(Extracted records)
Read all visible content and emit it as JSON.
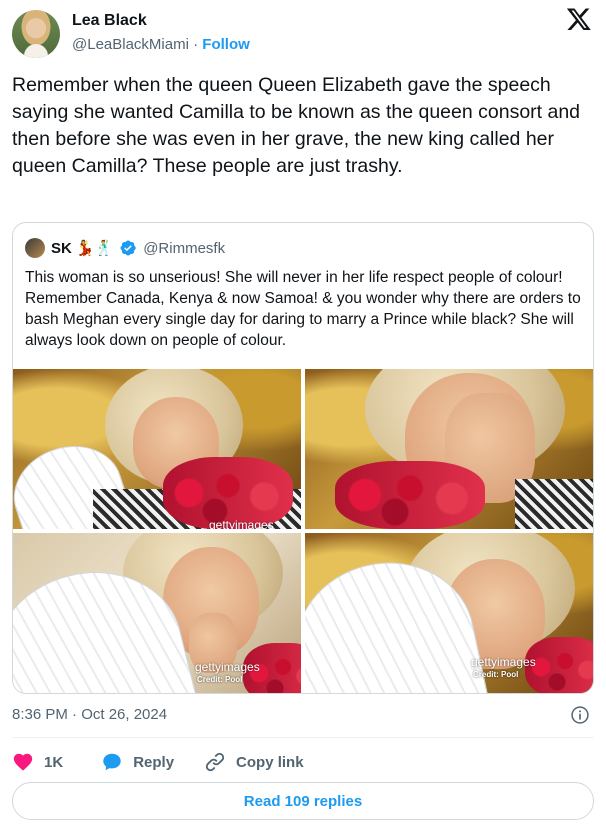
{
  "author": {
    "name": "Lea Black",
    "handle": "@LeaBlackMiami",
    "separator": "·",
    "follow_label": "Follow"
  },
  "tweet": {
    "text": "Remember when the queen Queen Elizabeth gave the speech saying she wanted Camilla to be known as the queen consort and then before she was even in her grave, the new king called her queen Camilla? These people are just trashy.",
    "timestamp": "8:36 PM · Oct 26, 2024"
  },
  "quoted_tweet": {
    "name": "SK",
    "emojis": "💃🕺",
    "handle": "@Rimmesfk",
    "text": "This woman is so unserious! She will never in her life respect people of colour! Remember Canada, Kenya & now Samoa! & you wonder why there are orders to  bash Meghan every single day for daring to marry a Prince while black? She will always look down on people of colour.",
    "photos": [
      {
        "watermark": "gettyimages",
        "credit": ""
      },
      {
        "watermark": "",
        "credit": ""
      },
      {
        "watermark": "gettyimages",
        "credit": "Credit: Pool"
      },
      {
        "watermark": "gettyimages",
        "credit": "Credit: Pool"
      }
    ]
  },
  "actions": {
    "likes_count": "1K",
    "reply_label": "Reply",
    "copy_link_label": "Copy link"
  },
  "read_replies_label": "Read 109 replies",
  "colors": {
    "accent": "#1d9bf0",
    "like": "#f91880",
    "muted": "#536471",
    "border": "#cfd9de"
  },
  "icons": [
    "x-logo-icon",
    "verified-badge-icon",
    "info-icon",
    "heart-icon",
    "reply-bubble-icon",
    "link-icon"
  ]
}
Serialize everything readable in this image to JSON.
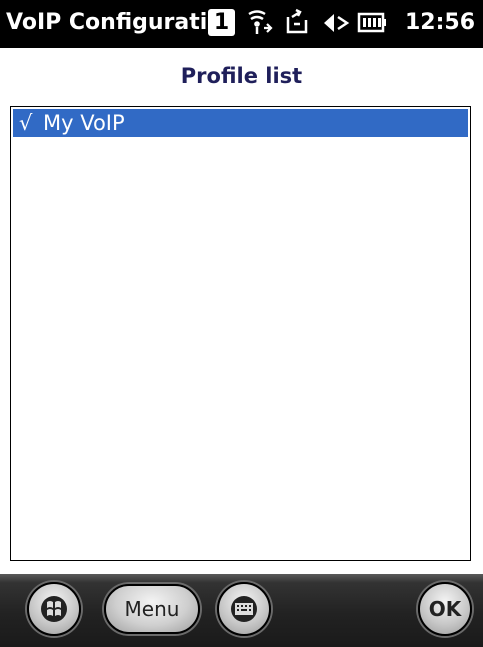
{
  "status_bar": {
    "app_title": "VoIP Configurati",
    "notification_count": "1",
    "time": "12:56",
    "icons": [
      "notification-icon",
      "connectivity-icon",
      "sync-icon",
      "volume-muted-icon",
      "battery-icon"
    ]
  },
  "main": {
    "title": "Profile list",
    "profiles": [
      {
        "check": "√",
        "name": "My VoIP",
        "selected": true
      }
    ]
  },
  "softkeys": {
    "menu_label": "Menu",
    "ok_label": "OK"
  },
  "colors": {
    "selection": "#316ac5",
    "title": "#1f1f5a"
  }
}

WORK TO BE COMPLETED
Of the lines in the data, how many contain the word "VoIP"? Provide the number and nothing further.

TASK OUTPUT
2